Description of the task:
Count how many lines contain the word "screenshot". Respond with the number alone.

** start Data shown **

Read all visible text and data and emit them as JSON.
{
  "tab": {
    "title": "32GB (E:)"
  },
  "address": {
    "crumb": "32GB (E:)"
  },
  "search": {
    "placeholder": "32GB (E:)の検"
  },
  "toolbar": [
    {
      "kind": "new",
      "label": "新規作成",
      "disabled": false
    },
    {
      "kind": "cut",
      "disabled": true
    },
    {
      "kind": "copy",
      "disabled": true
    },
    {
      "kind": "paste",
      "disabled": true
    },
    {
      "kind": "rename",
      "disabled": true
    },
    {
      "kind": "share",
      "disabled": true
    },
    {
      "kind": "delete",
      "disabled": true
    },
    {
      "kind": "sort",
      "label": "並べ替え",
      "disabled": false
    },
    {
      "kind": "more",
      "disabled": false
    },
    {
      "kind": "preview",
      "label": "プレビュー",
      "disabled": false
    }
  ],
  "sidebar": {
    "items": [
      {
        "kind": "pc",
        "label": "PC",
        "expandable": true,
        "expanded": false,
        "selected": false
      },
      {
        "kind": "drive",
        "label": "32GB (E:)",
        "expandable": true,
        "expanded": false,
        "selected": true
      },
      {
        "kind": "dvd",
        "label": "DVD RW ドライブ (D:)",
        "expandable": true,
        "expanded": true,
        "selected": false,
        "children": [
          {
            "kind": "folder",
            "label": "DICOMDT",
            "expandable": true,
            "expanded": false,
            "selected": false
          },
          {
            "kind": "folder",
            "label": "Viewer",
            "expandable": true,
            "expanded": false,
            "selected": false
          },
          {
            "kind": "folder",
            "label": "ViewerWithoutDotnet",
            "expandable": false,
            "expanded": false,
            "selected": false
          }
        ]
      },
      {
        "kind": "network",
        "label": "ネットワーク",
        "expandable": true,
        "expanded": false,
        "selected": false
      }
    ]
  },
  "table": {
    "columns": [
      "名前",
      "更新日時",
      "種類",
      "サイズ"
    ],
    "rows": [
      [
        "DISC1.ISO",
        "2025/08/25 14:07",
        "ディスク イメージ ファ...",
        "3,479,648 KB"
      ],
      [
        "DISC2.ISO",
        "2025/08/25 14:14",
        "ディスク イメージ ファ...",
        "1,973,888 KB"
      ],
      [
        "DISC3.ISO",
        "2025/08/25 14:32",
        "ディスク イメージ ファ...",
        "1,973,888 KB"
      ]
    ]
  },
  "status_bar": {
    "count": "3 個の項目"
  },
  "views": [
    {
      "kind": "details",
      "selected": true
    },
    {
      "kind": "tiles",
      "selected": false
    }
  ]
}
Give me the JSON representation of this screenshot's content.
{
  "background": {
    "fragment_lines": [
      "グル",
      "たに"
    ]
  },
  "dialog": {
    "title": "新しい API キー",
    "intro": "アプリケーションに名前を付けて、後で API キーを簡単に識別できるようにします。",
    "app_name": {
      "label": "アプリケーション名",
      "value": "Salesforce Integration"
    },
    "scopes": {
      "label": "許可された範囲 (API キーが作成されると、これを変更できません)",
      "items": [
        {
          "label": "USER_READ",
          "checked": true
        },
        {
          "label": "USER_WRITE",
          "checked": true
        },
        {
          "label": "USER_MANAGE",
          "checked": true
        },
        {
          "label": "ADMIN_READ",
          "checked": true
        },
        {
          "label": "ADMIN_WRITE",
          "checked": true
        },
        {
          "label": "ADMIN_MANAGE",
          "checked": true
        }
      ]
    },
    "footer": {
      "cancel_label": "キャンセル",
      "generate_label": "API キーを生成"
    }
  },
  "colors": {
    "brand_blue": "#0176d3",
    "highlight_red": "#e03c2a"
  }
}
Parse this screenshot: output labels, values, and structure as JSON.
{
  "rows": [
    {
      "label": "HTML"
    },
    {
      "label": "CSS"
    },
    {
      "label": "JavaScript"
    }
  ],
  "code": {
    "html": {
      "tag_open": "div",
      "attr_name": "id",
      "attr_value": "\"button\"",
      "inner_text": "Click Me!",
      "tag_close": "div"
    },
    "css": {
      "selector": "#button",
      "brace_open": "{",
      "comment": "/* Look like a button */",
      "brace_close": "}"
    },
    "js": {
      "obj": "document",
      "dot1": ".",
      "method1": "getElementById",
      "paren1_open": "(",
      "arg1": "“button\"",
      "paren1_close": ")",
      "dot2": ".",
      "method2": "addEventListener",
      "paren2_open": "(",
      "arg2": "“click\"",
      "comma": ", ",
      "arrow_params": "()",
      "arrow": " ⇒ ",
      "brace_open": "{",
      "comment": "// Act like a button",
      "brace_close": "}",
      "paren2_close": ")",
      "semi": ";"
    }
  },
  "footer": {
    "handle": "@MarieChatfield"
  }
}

** end Data shown **

Solution to this task:
2